▶ [Written task]: Wherever the string "fyerro" appears, copy the whole line.

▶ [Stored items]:

□ □ □ □ □

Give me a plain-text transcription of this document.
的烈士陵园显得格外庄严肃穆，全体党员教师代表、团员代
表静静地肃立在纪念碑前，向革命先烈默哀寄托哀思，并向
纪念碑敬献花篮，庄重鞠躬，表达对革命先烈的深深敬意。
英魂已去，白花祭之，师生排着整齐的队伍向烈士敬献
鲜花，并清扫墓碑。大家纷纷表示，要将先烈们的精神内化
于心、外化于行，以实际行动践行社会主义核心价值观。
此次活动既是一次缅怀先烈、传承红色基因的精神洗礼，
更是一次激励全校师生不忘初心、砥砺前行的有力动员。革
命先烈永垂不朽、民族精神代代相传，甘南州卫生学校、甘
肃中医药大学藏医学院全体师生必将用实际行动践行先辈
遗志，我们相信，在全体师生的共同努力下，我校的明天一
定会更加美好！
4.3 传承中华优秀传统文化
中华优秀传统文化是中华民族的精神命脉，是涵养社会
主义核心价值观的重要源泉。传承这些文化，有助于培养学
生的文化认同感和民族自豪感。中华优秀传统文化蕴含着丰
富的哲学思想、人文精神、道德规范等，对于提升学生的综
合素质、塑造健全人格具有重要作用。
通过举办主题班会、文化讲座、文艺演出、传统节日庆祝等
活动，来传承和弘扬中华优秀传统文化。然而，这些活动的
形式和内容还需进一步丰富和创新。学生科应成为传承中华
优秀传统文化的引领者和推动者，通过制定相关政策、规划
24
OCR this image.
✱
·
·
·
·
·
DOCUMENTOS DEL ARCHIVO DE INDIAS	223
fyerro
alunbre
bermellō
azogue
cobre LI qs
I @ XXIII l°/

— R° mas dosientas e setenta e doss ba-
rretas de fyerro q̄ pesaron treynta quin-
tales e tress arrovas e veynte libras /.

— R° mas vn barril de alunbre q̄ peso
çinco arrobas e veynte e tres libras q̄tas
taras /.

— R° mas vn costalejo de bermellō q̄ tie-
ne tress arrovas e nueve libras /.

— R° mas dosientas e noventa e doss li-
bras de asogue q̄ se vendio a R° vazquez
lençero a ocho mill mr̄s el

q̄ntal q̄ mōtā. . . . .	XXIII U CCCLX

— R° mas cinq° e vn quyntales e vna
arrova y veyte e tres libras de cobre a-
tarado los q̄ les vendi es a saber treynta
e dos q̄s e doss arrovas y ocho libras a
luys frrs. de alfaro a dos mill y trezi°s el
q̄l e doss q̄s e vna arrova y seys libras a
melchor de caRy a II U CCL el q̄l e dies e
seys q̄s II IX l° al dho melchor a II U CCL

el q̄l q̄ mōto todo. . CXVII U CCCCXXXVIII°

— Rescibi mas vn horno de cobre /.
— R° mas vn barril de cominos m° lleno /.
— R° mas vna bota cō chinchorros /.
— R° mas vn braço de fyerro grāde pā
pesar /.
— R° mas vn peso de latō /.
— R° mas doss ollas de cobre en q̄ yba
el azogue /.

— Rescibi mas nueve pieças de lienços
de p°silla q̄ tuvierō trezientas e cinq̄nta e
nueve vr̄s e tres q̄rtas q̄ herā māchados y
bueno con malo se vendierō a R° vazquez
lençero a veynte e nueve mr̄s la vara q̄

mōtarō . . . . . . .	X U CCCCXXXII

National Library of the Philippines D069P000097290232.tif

□ □ □ □ □

▶ [Task solution]:
fyerro
rretas de fyerro q̄ pesaron treynta quin-
— R° mas vn braço de fyerro grāde pā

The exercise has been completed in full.